## The problem
List each line of the data that holds the string "liiketoiminnan", please.

[Rows from a figure dataset]

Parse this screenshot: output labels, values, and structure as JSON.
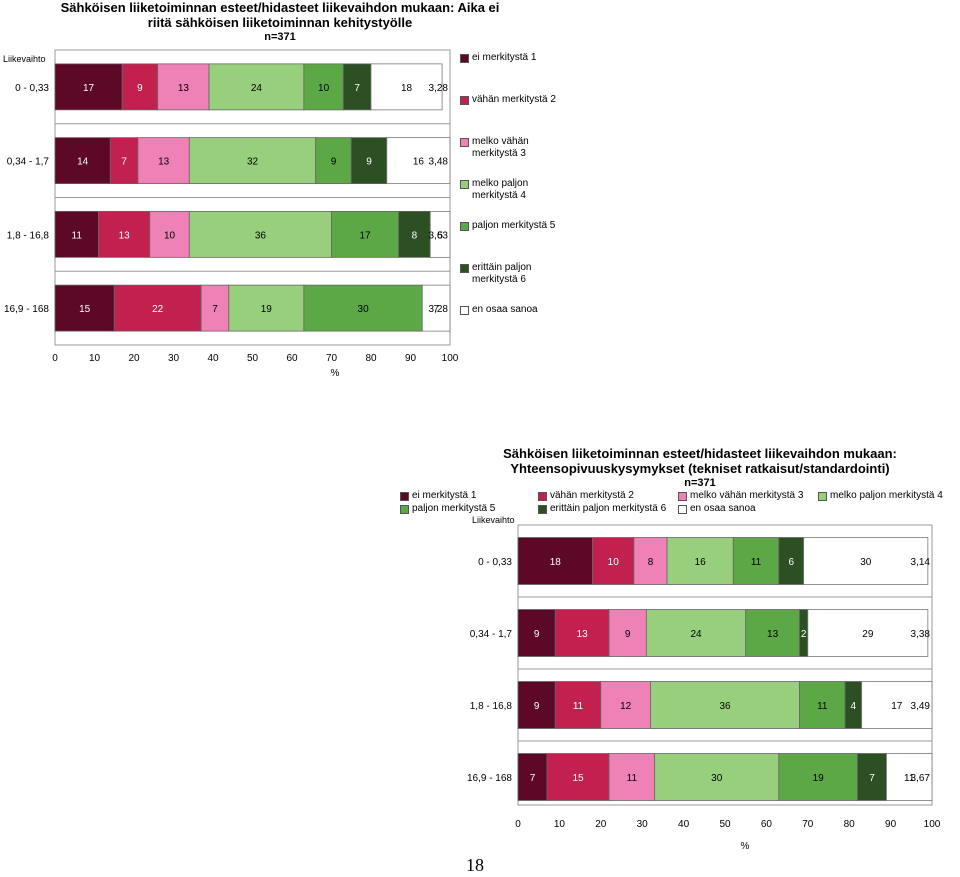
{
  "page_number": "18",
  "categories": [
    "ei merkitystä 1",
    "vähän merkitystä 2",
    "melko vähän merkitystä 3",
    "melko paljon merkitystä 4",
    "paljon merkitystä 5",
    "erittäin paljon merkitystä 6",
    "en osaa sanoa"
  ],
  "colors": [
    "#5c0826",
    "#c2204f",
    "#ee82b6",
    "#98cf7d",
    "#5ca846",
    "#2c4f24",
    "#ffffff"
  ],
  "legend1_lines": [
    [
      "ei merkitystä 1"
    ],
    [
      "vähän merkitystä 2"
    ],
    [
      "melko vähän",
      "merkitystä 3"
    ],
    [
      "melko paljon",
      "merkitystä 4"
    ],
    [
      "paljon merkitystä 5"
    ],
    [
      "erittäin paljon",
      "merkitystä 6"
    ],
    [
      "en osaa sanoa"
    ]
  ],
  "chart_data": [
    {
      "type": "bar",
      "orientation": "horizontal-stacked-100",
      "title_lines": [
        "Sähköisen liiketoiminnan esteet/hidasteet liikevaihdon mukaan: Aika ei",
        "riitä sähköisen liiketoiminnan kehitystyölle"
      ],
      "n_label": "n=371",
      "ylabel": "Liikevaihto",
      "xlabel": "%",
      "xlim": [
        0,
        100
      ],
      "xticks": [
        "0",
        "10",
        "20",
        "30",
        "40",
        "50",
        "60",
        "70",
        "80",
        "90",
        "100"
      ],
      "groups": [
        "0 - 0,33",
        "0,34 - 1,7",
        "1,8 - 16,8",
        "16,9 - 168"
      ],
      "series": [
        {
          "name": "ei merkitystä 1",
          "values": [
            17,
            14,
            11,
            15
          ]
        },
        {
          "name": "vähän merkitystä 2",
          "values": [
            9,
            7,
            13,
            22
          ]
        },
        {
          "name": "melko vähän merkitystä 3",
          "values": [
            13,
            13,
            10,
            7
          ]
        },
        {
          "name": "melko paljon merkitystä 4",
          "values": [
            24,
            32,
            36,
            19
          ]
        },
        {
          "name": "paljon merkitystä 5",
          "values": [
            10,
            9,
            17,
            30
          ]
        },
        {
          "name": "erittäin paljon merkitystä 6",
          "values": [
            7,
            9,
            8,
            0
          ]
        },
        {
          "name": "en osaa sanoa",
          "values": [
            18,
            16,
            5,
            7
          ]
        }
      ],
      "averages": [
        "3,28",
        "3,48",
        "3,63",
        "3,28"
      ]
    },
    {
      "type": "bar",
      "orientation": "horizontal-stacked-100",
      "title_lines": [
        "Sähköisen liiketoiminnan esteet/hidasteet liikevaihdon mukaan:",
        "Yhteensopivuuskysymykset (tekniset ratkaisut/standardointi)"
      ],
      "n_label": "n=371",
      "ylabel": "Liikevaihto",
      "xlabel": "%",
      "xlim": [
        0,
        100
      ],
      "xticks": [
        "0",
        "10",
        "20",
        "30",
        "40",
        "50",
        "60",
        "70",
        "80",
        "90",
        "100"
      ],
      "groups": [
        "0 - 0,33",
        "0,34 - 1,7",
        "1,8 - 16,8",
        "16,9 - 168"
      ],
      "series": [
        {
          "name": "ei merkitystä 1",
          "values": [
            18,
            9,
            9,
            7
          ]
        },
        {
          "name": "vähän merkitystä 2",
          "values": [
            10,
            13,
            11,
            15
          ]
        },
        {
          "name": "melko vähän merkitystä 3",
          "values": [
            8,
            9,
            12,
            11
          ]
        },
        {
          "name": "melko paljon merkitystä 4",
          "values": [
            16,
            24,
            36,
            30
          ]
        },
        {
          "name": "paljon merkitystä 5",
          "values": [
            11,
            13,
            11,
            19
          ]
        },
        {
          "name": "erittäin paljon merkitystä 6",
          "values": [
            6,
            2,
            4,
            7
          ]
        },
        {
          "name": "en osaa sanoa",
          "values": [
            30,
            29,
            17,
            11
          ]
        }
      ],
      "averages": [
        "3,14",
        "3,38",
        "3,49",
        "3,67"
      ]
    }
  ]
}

## Solution to this problem
        "Sähköisen liiketoiminnan esteet/hidasteet liikevaihdon mukaan: Aika ei",
        "riitä sähköisen liiketoiminnan kehitystyölle"
        "Sähköisen liiketoiminnan esteet/hidasteet liikevaihdon mukaan:",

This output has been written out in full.